CHALLENGE
Reproduce the records below in full and without edits, omitting images.

Figure contents as structured data:
## begin

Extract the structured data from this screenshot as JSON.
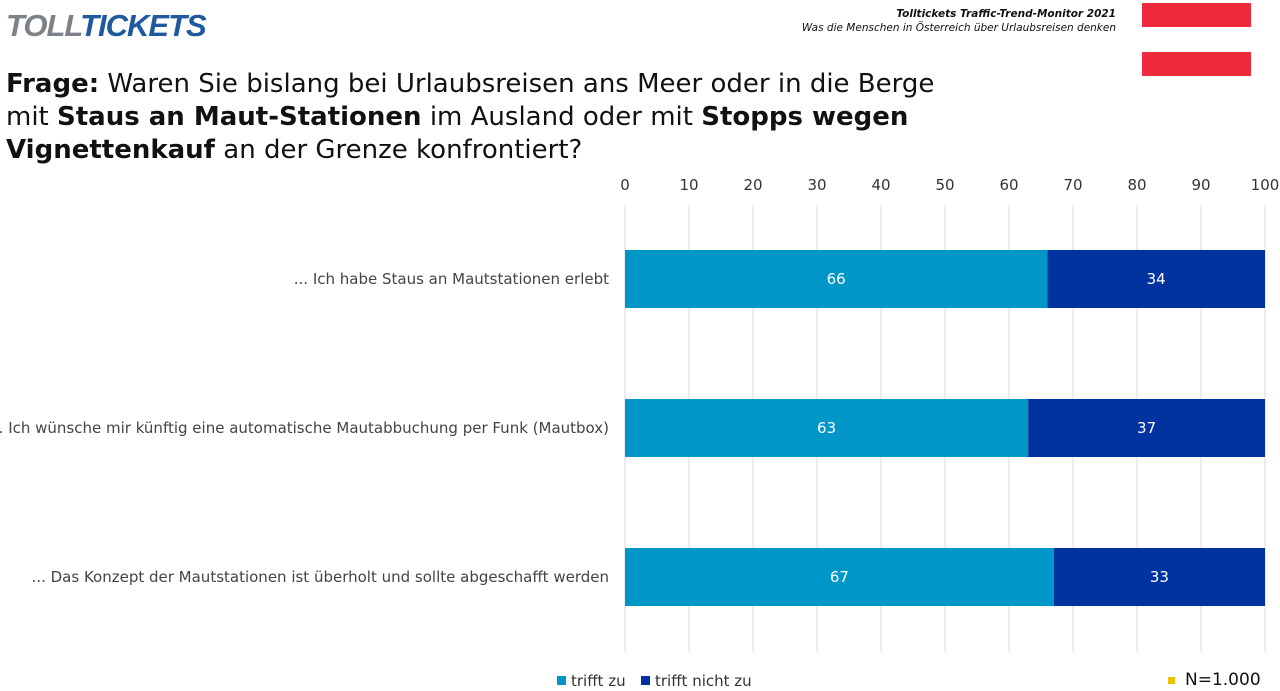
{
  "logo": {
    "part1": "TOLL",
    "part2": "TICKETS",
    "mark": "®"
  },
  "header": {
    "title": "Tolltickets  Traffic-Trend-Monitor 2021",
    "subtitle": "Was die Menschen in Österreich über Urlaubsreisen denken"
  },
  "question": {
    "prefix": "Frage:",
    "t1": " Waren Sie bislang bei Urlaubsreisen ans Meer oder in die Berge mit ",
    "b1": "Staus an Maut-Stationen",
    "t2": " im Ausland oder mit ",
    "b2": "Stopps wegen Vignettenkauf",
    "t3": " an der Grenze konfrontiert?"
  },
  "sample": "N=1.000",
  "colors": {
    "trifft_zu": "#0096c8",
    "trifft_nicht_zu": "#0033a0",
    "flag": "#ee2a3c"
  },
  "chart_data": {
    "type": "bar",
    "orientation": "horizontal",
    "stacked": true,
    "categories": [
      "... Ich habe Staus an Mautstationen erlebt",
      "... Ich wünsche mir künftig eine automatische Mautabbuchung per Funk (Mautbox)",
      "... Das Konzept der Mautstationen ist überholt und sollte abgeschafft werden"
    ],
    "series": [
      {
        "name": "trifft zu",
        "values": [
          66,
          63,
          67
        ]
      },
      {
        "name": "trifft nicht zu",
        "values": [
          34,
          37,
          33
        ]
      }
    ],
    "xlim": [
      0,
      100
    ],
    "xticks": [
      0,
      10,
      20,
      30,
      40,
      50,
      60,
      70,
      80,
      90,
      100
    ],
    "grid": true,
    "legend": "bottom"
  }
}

## end

ANSWER IN FULL
Extract the structured data from this screenshot as JSON.
{
  "logo": {
    "part1": "TOLL",
    "part2": "TICKETS",
    "mark": "®"
  },
  "header": {
    "title": "Tolltickets  Traffic-Trend-Monitor 2021",
    "subtitle": "Was die Menschen in Österreich über Urlaubsreisen denken"
  },
  "question": {
    "prefix": "Frage:",
    "t1": " Waren Sie bislang bei Urlaubsreisen ans Meer oder in die Berge mit ",
    "b1": "Staus an Maut-Stationen",
    "t2": " im Ausland oder mit ",
    "b2": "Stopps wegen Vignettenkauf",
    "t3": " an der Grenze konfrontiert?"
  },
  "sample": "N=1.000",
  "colors": {
    "trifft_zu": "#0096c8",
    "trifft_nicht_zu": "#0033a0",
    "flag": "#ee2a3c"
  },
  "chart_data": {
    "type": "bar",
    "orientation": "horizontal",
    "stacked": true,
    "categories": [
      "... Ich habe Staus an Mautstationen erlebt",
      "... Ich wünsche mir künftig eine automatische Mautabbuchung per Funk (Mautbox)",
      "... Das Konzept der Mautstationen ist überholt und sollte abgeschafft werden"
    ],
    "series": [
      {
        "name": "trifft zu",
        "values": [
          66,
          63,
          67
        ]
      },
      {
        "name": "trifft nicht zu",
        "values": [
          34,
          37,
          33
        ]
      }
    ],
    "xlim": [
      0,
      100
    ],
    "xticks": [
      0,
      10,
      20,
      30,
      40,
      50,
      60,
      70,
      80,
      90,
      100
    ],
    "grid": true,
    "legend": "bottom"
  }
}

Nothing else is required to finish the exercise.